(Records from a data collection)
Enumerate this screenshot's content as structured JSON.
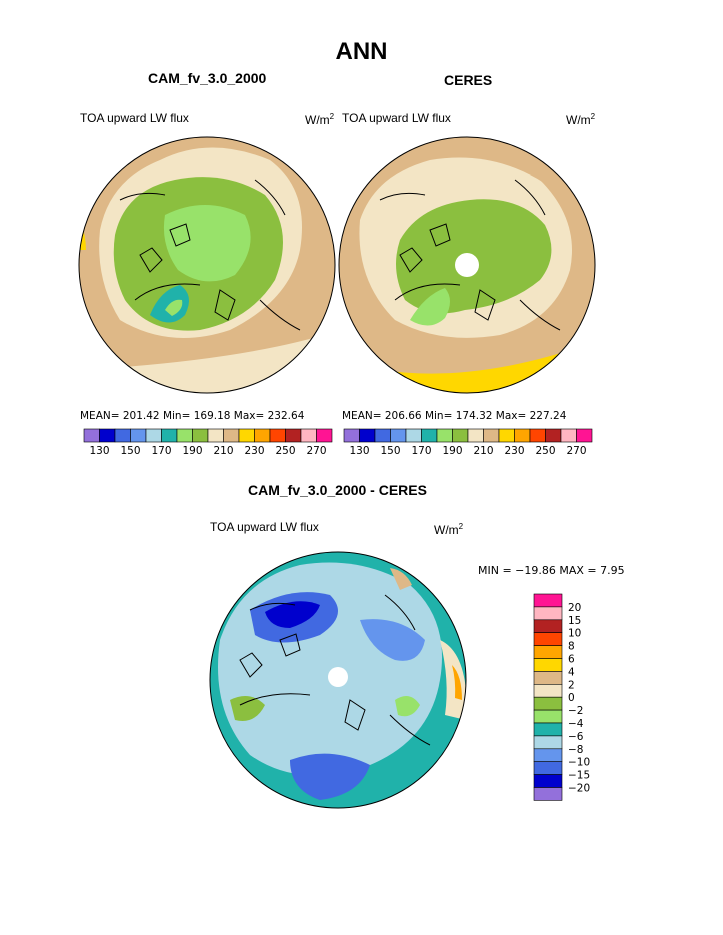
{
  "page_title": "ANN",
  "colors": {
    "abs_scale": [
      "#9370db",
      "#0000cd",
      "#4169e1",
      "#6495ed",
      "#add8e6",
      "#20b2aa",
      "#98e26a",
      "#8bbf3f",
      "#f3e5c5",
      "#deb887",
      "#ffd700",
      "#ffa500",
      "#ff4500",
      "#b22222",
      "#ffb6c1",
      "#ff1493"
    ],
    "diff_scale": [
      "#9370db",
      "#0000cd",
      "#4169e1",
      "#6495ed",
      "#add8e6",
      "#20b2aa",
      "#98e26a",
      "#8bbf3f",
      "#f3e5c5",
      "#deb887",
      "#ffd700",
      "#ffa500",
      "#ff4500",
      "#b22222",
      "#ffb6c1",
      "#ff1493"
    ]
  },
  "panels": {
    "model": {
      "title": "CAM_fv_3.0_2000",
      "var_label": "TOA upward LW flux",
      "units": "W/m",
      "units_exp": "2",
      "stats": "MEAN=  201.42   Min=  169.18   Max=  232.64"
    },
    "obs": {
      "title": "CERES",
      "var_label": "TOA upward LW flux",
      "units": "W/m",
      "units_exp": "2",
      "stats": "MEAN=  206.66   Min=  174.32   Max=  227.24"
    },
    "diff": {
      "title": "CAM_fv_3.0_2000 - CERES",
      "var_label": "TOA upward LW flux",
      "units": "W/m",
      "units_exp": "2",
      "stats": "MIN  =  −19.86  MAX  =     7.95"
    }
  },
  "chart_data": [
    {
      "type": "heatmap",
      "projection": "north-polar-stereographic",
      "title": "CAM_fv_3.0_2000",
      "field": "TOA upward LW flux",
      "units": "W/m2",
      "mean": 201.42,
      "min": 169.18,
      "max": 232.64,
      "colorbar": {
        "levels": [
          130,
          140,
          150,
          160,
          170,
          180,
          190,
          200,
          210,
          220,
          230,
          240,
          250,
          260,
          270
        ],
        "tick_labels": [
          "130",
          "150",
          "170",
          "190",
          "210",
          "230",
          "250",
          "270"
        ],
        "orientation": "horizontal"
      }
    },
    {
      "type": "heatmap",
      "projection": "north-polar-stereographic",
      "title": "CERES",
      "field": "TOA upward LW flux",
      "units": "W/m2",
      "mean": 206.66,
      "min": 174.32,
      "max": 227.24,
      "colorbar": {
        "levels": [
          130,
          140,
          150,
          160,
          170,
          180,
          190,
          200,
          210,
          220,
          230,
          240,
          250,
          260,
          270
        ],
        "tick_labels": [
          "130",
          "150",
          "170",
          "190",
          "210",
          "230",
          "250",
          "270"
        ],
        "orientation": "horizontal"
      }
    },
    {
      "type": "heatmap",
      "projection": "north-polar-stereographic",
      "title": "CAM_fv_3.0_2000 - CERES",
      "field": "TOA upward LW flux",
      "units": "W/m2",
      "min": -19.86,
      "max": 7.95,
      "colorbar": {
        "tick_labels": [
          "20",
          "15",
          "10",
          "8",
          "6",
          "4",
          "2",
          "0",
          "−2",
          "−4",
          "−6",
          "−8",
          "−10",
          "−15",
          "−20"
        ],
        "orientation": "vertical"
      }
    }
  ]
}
* * *
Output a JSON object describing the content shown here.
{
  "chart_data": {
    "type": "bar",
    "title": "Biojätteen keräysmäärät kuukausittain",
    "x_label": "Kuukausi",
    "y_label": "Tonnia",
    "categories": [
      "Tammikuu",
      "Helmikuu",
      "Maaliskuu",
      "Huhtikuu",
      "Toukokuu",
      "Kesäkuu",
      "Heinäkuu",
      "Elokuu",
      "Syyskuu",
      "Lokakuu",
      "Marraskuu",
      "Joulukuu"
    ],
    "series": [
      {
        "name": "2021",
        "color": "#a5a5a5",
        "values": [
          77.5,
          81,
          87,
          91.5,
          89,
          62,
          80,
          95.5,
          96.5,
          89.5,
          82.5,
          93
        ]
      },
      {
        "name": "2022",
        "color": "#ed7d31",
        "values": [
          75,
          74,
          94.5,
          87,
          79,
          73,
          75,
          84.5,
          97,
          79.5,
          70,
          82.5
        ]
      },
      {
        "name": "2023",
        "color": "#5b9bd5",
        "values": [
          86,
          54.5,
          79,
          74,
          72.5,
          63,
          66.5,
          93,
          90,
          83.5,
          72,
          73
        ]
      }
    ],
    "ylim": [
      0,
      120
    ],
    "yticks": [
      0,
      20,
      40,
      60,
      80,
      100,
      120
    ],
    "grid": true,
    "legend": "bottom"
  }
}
--
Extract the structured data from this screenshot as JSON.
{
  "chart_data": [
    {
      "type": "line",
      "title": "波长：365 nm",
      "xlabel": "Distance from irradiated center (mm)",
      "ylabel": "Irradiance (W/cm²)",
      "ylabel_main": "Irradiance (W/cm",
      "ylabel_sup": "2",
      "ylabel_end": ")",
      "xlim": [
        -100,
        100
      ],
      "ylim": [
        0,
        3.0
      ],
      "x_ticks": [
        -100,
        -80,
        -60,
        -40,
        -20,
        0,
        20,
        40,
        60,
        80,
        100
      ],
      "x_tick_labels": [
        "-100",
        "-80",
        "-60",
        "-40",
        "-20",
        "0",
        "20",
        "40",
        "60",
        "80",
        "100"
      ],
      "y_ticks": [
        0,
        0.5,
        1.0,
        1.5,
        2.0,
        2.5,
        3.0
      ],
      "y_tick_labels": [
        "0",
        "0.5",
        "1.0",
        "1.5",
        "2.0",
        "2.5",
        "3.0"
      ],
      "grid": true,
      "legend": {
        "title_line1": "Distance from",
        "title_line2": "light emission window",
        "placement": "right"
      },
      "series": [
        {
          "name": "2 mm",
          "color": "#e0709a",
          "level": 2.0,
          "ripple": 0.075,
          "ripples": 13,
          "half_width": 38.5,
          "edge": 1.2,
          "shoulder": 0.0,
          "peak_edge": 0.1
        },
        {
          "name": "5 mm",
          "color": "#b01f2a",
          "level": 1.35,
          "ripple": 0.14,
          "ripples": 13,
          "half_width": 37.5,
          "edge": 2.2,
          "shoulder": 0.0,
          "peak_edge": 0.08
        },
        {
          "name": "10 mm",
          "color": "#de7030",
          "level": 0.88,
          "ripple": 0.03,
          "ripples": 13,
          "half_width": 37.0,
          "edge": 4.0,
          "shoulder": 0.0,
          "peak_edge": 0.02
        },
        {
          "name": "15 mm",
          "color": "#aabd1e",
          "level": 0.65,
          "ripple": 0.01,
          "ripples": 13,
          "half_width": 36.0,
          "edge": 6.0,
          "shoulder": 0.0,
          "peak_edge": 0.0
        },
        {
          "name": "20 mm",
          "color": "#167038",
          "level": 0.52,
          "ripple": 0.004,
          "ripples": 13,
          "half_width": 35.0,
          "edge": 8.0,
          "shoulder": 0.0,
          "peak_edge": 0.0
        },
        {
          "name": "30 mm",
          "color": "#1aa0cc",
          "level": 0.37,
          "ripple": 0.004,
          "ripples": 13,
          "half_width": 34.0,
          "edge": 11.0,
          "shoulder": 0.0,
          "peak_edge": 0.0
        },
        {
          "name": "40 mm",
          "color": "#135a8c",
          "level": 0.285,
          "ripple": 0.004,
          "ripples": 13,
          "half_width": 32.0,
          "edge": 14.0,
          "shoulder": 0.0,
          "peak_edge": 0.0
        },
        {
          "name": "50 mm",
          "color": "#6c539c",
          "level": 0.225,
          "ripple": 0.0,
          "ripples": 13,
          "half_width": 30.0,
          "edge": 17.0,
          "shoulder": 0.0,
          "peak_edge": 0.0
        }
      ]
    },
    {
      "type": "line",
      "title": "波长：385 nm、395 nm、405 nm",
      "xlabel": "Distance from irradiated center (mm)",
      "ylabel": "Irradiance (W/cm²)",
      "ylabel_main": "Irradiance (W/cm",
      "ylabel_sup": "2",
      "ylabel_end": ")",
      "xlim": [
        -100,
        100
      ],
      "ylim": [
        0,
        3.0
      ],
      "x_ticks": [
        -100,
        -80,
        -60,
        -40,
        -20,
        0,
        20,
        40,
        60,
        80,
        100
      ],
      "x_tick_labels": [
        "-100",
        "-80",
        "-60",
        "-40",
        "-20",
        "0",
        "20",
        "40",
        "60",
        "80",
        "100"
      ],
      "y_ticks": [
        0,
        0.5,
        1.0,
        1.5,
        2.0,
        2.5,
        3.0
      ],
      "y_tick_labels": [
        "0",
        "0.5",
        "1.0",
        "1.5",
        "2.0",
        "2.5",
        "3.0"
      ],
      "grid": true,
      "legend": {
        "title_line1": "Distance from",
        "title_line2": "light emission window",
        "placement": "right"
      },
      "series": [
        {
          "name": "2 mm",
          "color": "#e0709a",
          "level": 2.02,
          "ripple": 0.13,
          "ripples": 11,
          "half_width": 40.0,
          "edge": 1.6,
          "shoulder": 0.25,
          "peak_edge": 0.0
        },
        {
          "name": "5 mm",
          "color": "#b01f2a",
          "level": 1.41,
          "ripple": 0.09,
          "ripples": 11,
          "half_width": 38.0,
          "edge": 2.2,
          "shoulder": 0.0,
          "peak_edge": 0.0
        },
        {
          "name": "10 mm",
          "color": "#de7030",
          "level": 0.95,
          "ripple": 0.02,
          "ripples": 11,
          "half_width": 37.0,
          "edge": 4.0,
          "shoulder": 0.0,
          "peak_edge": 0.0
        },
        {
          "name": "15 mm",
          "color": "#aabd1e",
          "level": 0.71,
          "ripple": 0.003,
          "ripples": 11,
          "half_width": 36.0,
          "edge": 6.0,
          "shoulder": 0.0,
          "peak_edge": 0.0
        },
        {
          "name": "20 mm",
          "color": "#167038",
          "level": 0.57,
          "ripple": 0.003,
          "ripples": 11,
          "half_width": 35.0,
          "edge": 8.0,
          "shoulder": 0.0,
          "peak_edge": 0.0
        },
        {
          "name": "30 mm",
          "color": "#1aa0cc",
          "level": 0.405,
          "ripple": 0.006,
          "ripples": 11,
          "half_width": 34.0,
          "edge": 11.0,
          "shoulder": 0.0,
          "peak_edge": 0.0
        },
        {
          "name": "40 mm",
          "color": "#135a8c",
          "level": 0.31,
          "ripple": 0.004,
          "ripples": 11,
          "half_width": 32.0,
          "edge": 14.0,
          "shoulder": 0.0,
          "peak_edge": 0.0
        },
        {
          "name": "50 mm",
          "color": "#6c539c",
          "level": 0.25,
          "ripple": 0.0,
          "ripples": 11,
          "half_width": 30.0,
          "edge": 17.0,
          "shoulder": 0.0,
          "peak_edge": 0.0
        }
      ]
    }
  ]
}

◆ Goal: Using the listing above, list every line in which the string "stats" occurs.

◆ Full solution:
      "stats": "MEAN=  201.42   Min=  169.18   Max=  232.64"
      "stats": "MEAN=  206.66   Min=  174.32   Max=  227.24"
      "stats": "MIN  =  −19.86  MAX  =     7.95"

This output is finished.